◆ **STATED PROBLEM**: Render every entry verbatim.

◆ **SOURCE MATERIAL**:
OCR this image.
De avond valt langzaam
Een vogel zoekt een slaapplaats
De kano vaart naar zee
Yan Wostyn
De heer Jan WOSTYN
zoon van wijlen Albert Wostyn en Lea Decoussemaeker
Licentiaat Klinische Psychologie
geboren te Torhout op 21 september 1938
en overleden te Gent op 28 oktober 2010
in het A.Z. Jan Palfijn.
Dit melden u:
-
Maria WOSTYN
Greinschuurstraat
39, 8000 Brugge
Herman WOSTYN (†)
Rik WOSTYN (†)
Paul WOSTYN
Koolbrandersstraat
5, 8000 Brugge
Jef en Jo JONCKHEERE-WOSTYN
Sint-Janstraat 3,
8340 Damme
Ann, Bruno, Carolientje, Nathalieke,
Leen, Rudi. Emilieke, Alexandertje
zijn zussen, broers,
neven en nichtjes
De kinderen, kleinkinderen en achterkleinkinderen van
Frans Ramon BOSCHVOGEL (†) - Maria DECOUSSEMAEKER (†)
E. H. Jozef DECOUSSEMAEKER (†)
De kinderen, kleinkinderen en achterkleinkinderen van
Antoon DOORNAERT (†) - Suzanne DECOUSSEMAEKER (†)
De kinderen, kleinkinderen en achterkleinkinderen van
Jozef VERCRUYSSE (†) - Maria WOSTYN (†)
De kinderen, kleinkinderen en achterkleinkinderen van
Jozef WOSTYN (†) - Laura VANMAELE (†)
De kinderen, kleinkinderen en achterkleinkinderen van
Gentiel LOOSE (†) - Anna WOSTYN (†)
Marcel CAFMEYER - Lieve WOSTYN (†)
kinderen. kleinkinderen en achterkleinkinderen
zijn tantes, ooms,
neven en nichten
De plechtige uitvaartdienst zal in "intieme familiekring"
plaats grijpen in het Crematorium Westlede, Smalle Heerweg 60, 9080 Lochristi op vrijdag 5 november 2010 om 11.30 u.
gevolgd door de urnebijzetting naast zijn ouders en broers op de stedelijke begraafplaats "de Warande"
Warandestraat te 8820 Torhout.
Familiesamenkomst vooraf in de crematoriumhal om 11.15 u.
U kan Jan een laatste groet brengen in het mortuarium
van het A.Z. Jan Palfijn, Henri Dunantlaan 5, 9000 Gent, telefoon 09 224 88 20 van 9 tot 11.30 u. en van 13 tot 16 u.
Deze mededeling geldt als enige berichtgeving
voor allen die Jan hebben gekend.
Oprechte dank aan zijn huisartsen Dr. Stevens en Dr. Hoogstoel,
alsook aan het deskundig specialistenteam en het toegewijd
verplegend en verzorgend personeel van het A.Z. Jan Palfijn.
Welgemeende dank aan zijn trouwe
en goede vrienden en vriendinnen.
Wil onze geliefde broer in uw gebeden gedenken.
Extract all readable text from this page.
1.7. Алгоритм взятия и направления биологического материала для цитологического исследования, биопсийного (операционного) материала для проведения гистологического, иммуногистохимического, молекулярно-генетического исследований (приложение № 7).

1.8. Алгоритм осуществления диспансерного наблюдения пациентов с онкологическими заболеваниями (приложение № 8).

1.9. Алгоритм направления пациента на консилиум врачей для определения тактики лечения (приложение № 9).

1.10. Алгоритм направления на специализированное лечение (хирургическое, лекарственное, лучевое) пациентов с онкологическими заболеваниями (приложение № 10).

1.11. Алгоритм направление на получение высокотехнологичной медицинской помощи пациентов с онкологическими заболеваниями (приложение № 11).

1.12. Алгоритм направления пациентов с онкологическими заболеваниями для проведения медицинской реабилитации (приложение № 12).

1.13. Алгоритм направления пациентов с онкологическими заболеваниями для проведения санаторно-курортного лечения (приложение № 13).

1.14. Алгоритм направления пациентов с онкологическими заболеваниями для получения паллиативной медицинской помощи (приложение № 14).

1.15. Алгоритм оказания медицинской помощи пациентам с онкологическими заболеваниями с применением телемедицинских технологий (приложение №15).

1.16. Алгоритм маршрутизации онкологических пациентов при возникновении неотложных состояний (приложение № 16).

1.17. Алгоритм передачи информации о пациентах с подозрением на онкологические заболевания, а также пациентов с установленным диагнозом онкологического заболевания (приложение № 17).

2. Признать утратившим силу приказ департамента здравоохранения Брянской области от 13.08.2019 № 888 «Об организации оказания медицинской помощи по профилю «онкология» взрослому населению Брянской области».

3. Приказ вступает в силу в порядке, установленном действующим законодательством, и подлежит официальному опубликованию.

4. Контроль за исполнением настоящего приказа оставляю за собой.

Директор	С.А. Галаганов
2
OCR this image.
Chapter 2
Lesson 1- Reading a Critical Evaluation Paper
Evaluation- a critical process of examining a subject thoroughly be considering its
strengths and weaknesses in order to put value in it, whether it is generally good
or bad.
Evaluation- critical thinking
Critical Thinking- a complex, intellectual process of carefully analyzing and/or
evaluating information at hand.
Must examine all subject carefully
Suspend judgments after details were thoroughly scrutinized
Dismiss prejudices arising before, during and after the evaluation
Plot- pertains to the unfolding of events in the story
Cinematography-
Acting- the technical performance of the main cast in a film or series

◆ **ANSWER TO THIS EXERCISE**:
OCR this image.
De avond valt langzaam
Een vogel zoekt een slaapplaats
De kano vaart naar zee
Yan Wostyn
De heer Jan WOSTYN
zoon van wijlen Albert Wostyn en Lea Decoussemaeker
Licentiaat Klinische Psychologie
geboren te Torhout op 21 september 1938
en overleden te Gent op 28 oktober 2010
in het A.Z. Jan Palfijn.
Dit melden u:
-
Maria WOSTYN
Greinschuurstraat
39, 8000 Brugge
Herman WOSTYN (†)
Rik WOSTYN (†)
Paul WOSTYN
Koolbrandersstraat
5, 8000 Brugge
Jef en Jo JONCKHEERE-WOSTYN
Sint-Janstraat 3,
8340 Damme
Ann, Bruno, Carolientje, Nathalieke,
Leen, Rudi. Emilieke, Alexandertje
zijn zussen, broers,
neven en nichtjes
De kinderen, kleinkinderen en achterkleinkinderen van
Frans Ramon BOSCHVOGEL (†) - Maria DECOUSSEMAEKER (†)
E. H. Jozef DECOUSSEMAEKER (†)
De kinderen, kleinkinderen en achterkleinkinderen van
Antoon DOORNAERT (†) - Suzanne DECOUSSEMAEKER (†)
De kinderen, kleinkinderen en achterkleinkinderen van
Jozef VERCRUYSSE (†) - Maria WOSTYN (†)
De kinderen, kleinkinderen en achterkleinkinderen van
Jozef WOSTYN (†) - Laura VANMAELE (†)
De kinderen, kleinkinderen en achterkleinkinderen van
Gentiel LOOSE (†) - Anna WOSTYN (†)
Marcel CAFMEYER - Lieve WOSTYN (†)
kinderen. kleinkinderen en achterkleinkinderen
zijn tantes, ooms,
neven en nichten
De plechtige uitvaartdienst zal in "intieme familiekring"
plaats grijpen in het Crematorium Westlede, Smalle Heerweg 60, 9080 Lochristi op vrijdag 5 november 2010 om 11.30 u.
gevolgd door de urnebijzetting naast zijn ouders en broers op de stedelijke begraafplaats "de Warande"
Warandestraat te 8820 Torhout.
Familiesamenkomst vooraf in de crematoriumhal om 11.15 u.
U kan Jan een laatste groet brengen in het mortuarium
van het A.Z. Jan Palfijn, Henri Dunantlaan 5, 9000 Gent, telefoon 09 224 88 20 van 9 tot 11.30 u. en van 13 tot 16 u.
Deze mededeling geldt als enige berichtgeving
voor allen die Jan hebben gekend.
Oprechte dank aan zijn huisartsen Dr. Stevens en Dr. Hoogstoel,
alsook aan het deskundig specialistenteam en het toegewijd
verplegend en verzorgend personeel van het A.Z. Jan Palfijn.
Welgemeende dank aan zijn trouwe
en goede vrienden en vriendinnen.
Wil onze geliefde broer in uw gebeden gedenken.
Extract all readable text from this page.
1.7. Алгоритм взятия и направления биологического материала для цитологического исследования, биопсийного (операционного) материала для проведения гистологического, иммуногистохимического, молекулярно-генетического исследований (приложение № 7).

1.8. Алгоритм осуществления диспансерного наблюдения пациентов с онкологическими заболеваниями (приложение № 8).

1.9. Алгоритм направления пациента на консилиум врачей для определения тактики лечения (приложение № 9).

1.10. Алгоритм направления на специализированное лечение (хирургическое, лекарственное, лучевое) пациентов с онкологическими заболеваниями (приложение № 10).

1.11. Алгоритм направление на получение высокотехнологичной медицинской помощи пациентов с онкологическими заболеваниями (приложение № 11).

1.12. Алгоритм направления пациентов с онкологическими заболеваниями для проведения медицинской реабилитации (приложение № 12).

1.13. Алгоритм направления пациентов с онкологическими заболеваниями для проведения санаторно-курортного лечения (приложение № 13).

1.14. Алгоритм направления пациентов с онкологическими заболеваниями для получения паллиативной медицинской помощи (приложение № 14).

1.15. Алгоритм оказания медицинской помощи пациентам с онкологическими заболеваниями с применением телемедицинских технологий (приложение №15).

1.16. Алгоритм маршрутизации онкологических пациентов при возникновении неотложных состояний (приложение № 16).

1.17. Алгоритм передачи информации о пациентах с подозрением на онкологические заболевания, а также пациентов с установленным диагнозом онкологического заболевания (приложение № 17).

2. Признать утратившим силу приказ департамента здравоохранения Брянской области от 13.08.2019 № 888 «Об организации оказания медицинской помощи по профилю «онкология» взрослому населению Брянской области».

3. Приказ вступает в силу в порядке, установленном действующим законодательством, и подлежит официальному опубликованию.

4. Контроль за исполнением настоящего приказа оставляю за собой.

Директор	С.А. Галаганов
2
OCR this image.
Chapter 2
Lesson 1- Reading a Critical Evaluation Paper
Evaluation- a critical process of examining a subject thoroughly be considering its
strengths and weaknesses in order to put value in it, whether it is generally good
or bad.
Evaluation- critical thinking
Critical Thinking- a complex, intellectual process of carefully analyzing and/or
evaluating information at hand.
Must examine all subject carefully
Suspend judgments after details were thoroughly scrutinized
Dismiss prejudices arising before, during and after the evaluation
Plot- pertains to the unfolding of events in the story
Cinematography-
Acting- the technical performance of the main cast in a film or series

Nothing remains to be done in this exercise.